_Objective_.
Reproduce every entry exactly.

_Raw records_.
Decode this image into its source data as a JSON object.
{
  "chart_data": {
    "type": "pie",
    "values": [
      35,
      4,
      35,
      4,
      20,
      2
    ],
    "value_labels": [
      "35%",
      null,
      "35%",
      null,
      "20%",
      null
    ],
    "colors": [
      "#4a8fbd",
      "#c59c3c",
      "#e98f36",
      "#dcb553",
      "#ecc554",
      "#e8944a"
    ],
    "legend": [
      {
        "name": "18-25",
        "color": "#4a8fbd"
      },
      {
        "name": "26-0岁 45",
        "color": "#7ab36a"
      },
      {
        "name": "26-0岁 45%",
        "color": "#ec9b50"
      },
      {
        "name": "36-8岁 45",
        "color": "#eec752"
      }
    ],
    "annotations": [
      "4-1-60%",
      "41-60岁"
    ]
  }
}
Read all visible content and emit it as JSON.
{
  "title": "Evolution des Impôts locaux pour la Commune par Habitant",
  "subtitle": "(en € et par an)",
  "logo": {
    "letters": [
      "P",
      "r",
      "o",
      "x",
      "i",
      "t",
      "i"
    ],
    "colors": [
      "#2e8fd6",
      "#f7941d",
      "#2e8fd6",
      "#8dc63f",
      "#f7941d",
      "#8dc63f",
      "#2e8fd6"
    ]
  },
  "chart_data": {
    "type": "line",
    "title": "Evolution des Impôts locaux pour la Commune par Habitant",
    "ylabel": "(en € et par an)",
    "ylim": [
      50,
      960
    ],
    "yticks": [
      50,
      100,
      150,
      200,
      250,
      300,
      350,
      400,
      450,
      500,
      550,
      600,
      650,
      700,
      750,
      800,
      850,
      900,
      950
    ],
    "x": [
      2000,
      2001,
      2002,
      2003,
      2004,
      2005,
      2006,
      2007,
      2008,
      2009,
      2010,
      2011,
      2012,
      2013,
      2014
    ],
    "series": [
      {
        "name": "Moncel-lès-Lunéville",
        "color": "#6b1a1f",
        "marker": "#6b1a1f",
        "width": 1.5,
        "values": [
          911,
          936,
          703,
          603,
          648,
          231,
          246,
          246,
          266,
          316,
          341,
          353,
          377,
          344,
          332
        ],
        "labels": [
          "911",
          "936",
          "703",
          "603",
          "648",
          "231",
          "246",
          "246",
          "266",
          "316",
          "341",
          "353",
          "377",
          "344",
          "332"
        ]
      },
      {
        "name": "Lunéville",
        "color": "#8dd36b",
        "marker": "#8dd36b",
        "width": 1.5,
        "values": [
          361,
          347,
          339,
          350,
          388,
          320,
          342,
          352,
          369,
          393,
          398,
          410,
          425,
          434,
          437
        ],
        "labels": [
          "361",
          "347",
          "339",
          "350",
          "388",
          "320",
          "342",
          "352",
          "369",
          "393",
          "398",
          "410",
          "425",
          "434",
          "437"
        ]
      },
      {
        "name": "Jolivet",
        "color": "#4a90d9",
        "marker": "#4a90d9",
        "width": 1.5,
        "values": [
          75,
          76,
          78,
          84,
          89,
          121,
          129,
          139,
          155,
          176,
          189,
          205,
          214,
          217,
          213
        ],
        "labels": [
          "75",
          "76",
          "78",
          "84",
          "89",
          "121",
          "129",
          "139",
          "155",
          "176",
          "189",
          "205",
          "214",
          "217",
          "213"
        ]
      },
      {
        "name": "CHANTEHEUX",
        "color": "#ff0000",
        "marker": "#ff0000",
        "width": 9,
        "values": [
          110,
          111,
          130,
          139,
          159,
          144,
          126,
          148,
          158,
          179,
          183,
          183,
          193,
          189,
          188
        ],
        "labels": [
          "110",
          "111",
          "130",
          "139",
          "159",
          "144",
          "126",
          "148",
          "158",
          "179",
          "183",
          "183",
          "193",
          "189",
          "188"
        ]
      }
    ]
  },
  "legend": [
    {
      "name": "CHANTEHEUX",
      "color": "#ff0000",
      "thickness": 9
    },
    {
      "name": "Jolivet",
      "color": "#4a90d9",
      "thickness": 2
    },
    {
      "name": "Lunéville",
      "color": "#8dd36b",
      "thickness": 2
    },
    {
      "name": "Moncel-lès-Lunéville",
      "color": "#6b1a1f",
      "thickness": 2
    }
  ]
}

_Result_.
Decode this image into its source data as a JSON object.
{
  "chart_data": {
    "type": "pie",
    "values": [
      35,
      4,
      35,
      4,
      20,
      2
    ],
    "value_labels": [
      "35%",
      null,
      "35%",
      null,
      "20%",
      null
    ],
    "colors": [
      "#4a8fbd",
      "#c59c3c",
      "#e98f36",
      "#dcb553",
      "#ecc554",
      "#e8944a"
    ],
    "legend": [
      {
        "name": "18-25",
        "color": "#4a8fbd"
      },
      {
        "name": "26-0岁 45",
        "color": "#7ab36a"
      },
      {
        "name": "26-0岁 45%",
        "color": "#ec9b50"
      },
      {
        "name": "36-8岁 45",
        "color": "#eec752"
      }
    ],
    "annotations": [
      "4-1-60%",
      "41-60岁"
    ]
  }
}
Read all visible content and emit it as JSON.
{
  "title": "Evolution des Impôts locaux pour la Commune par Habitant",
  "subtitle": "(en € et par an)",
  "logo": {
    "letters": [
      "P",
      "r",
      "o",
      "x",
      "i",
      "t",
      "i"
    ],
    "colors": [
      "#2e8fd6",
      "#f7941d",
      "#2e8fd6",
      "#8dc63f",
      "#f7941d",
      "#8dc63f",
      "#2e8fd6"
    ]
  },
  "chart_data": {
    "type": "line",
    "title": "Evolution des Impôts locaux pour la Commune par Habitant",
    "ylabel": "(en € et par an)",
    "ylim": [
      50,
      960
    ],
    "yticks": [
      50,
      100,
      150,
      200,
      250,
      300,
      350,
      400,
      450,
      500,
      550,
      600,
      650,
      700,
      750,
      800,
      850,
      900,
      950
    ],
    "x": [
      2000,
      2001,
      2002,
      2003,
      2004,
      2005,
      2006,
      2007,
      2008,
      2009,
      2010,
      2011,
      2012,
      2013,
      2014
    ],
    "series": [
      {
        "name": "Moncel-lès-Lunéville",
        "color": "#6b1a1f",
        "marker": "#6b1a1f",
        "width": 1.5,
        "values": [
          911,
          936,
          703,
          603,
          648,
          231,
          246,
          246,
          266,
          316,
          341,
          353,
          377,
          344,
          332
        ],
        "labels": [
          "911",
          "936",
          "703",
          "603",
          "648",
          "231",
          "246",
          "246",
          "266",
          "316",
          "341",
          "353",
          "377",
          "344",
          "332"
        ]
      },
      {
        "name": "Lunéville",
        "color": "#8dd36b",
        "marker": "#8dd36b",
        "width": 1.5,
        "values": [
          361,
          347,
          339,
          350,
          388,
          320,
          342,
          352,
          369,
          393,
          398,
          410,
          425,
          434,
          437
        ],
        "labels": [
          "361",
          "347",
          "339",
          "350",
          "388",
          "320",
          "342",
          "352",
          "369",
          "393",
          "398",
          "410",
          "425",
          "434",
          "437"
        ]
      },
      {
        "name": "Jolivet",
        "color": "#4a90d9",
        "marker": "#4a90d9",
        "width": 1.5,
        "values": [
          75,
          76,
          78,
          84,
          89,
          121,
          129,
          139,
          155,
          176,
          189,
          205,
          214,
          217,
          213
        ],
        "labels": [
          "75",
          "76",
          "78",
          "84",
          "89",
          "121",
          "129",
          "139",
          "155",
          "176",
          "189",
          "205",
          "214",
          "217",
          "213"
        ]
      },
      {
        "name": "CHANTEHEUX",
        "color": "#ff0000",
        "marker": "#ff0000",
        "width": 9,
        "values": [
          110,
          111,
          130,
          139,
          159,
          144,
          126,
          148,
          158,
          179,
          183,
          183,
          193,
          189,
          188
        ],
        "labels": [
          "110",
          "111",
          "130",
          "139",
          "159",
          "144",
          "126",
          "148",
          "158",
          "179",
          "183",
          "183",
          "193",
          "189",
          "188"
        ]
      }
    ]
  },
  "legend": [
    {
      "name": "CHANTEHEUX",
      "color": "#ff0000",
      "thickness": 9
    },
    {
      "name": "Jolivet",
      "color": "#4a90d9",
      "thickness": 2
    },
    {
      "name": "Lunéville",
      "color": "#8dd36b",
      "thickness": 2
    },
    {
      "name": "Moncel-lès-Lunéville",
      "color": "#6b1a1f",
      "thickness": 2
    }
  ]
}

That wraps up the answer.